### DESCRIPTION OF THE TASK
Repeat each line word for word.

[begin ENTRIES SHOWN]

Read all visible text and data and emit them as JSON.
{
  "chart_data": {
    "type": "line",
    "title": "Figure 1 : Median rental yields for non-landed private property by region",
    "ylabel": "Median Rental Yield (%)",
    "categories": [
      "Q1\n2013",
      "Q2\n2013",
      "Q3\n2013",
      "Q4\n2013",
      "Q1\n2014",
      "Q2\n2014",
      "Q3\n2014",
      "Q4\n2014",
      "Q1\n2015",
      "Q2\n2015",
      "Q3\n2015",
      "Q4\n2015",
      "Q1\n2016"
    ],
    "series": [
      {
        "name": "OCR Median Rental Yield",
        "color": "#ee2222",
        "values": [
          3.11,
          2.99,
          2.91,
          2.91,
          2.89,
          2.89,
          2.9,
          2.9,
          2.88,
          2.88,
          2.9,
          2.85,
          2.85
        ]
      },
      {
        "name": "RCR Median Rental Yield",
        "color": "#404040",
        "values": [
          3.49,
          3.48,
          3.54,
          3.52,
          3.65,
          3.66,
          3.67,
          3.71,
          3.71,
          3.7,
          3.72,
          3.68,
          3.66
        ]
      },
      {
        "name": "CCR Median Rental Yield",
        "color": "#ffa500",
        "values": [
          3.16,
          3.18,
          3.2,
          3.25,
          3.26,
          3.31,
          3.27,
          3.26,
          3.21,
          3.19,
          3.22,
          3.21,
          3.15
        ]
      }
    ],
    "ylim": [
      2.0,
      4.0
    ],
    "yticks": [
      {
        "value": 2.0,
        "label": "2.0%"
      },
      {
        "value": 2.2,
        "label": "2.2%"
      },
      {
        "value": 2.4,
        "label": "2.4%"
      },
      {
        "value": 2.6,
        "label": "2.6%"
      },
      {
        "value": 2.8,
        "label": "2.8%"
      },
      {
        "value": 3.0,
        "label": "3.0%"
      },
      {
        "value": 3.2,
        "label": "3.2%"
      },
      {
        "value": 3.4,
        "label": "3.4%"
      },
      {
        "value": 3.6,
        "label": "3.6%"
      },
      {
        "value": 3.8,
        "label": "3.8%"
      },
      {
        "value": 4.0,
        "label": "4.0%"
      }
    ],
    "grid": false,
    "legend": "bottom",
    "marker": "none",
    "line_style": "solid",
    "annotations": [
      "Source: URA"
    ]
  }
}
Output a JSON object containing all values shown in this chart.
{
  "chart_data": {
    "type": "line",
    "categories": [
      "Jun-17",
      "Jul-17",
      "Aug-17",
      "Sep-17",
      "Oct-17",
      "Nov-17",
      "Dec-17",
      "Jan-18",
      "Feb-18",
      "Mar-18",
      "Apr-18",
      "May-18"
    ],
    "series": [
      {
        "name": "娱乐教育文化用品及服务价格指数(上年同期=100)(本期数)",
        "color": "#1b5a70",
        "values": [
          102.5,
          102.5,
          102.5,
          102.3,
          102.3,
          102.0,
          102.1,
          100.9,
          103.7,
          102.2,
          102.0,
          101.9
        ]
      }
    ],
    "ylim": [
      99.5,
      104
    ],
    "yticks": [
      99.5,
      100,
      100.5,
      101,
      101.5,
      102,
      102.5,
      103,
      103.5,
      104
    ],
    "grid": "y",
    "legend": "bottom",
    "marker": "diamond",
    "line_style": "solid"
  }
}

[end ENTRIES SHOWN]

### EXERCISE RESPONSE
Read all visible text and data and emit them as JSON.
{
  "chart_data": {
    "type": "line",
    "title": "Figure 1 : Median rental yields for non-landed private property by region",
    "ylabel": "Median Rental Yield (%)",
    "categories": [
      "Q1\n2013",
      "Q2\n2013",
      "Q3\n2013",
      "Q4\n2013",
      "Q1\n2014",
      "Q2\n2014",
      "Q3\n2014",
      "Q4\n2014",
      "Q1\n2015",
      "Q2\n2015",
      "Q3\n2015",
      "Q4\n2015",
      "Q1\n2016"
    ],
    "series": [
      {
        "name": "OCR Median Rental Yield",
        "color": "#ee2222",
        "values": [
          3.11,
          2.99,
          2.91,
          2.91,
          2.89,
          2.89,
          2.9,
          2.9,
          2.88,
          2.88,
          2.9,
          2.85,
          2.85
        ]
      },
      {
        "name": "RCR Median Rental Yield",
        "color": "#404040",
        "values": [
          3.49,
          3.48,
          3.54,
          3.52,
          3.65,
          3.66,
          3.67,
          3.71,
          3.71,
          3.7,
          3.72,
          3.68,
          3.66
        ]
      },
      {
        "name": "CCR Median Rental Yield",
        "color": "#ffa500",
        "values": [
          3.16,
          3.18,
          3.2,
          3.25,
          3.26,
          3.31,
          3.27,
          3.26,
          3.21,
          3.19,
          3.22,
          3.21,
          3.15
        ]
      }
    ],
    "ylim": [
      2.0,
      4.0
    ],
    "yticks": [
      {
        "value": 2.0,
        "label": "2.0%"
      },
      {
        "value": 2.2,
        "label": "2.2%"
      },
      {
        "value": 2.4,
        "label": "2.4%"
      },
      {
        "value": 2.6,
        "label": "2.6%"
      },
      {
        "value": 2.8,
        "label": "2.8%"
      },
      {
        "value": 3.0,
        "label": "3.0%"
      },
      {
        "value": 3.2,
        "label": "3.2%"
      },
      {
        "value": 3.4,
        "label": "3.4%"
      },
      {
        "value": 3.6,
        "label": "3.6%"
      },
      {
        "value": 3.8,
        "label": "3.8%"
      },
      {
        "value": 4.0,
        "label": "4.0%"
      }
    ],
    "grid": false,
    "legend": "bottom",
    "marker": "none",
    "line_style": "solid",
    "annotations": [
      "Source: URA"
    ]
  }
}
Output a JSON object containing all values shown in this chart.
{
  "chart_data": {
    "type": "line",
    "categories": [
      "Jun-17",
      "Jul-17",
      "Aug-17",
      "Sep-17",
      "Oct-17",
      "Nov-17",
      "Dec-17",
      "Jan-18",
      "Feb-18",
      "Mar-18",
      "Apr-18",
      "May-18"
    ],
    "series": [
      {
        "name": "娱乐教育文化用品及服务价格指数(上年同期=100)(本期数)",
        "color": "#1b5a70",
        "values": [
          102.5,
          102.5,
          102.5,
          102.3,
          102.3,
          102.0,
          102.1,
          100.9,
          103.7,
          102.2,
          102.0,
          101.9
        ]
      }
    ],
    "ylim": [
      99.5,
      104
    ],
    "yticks": [
      99.5,
      100,
      100.5,
      101,
      101.5,
      102,
      102.5,
      103,
      103.5,
      104
    ],
    "grid": "y",
    "legend": "bottom",
    "marker": "diamond",
    "line_style": "solid"
  }
}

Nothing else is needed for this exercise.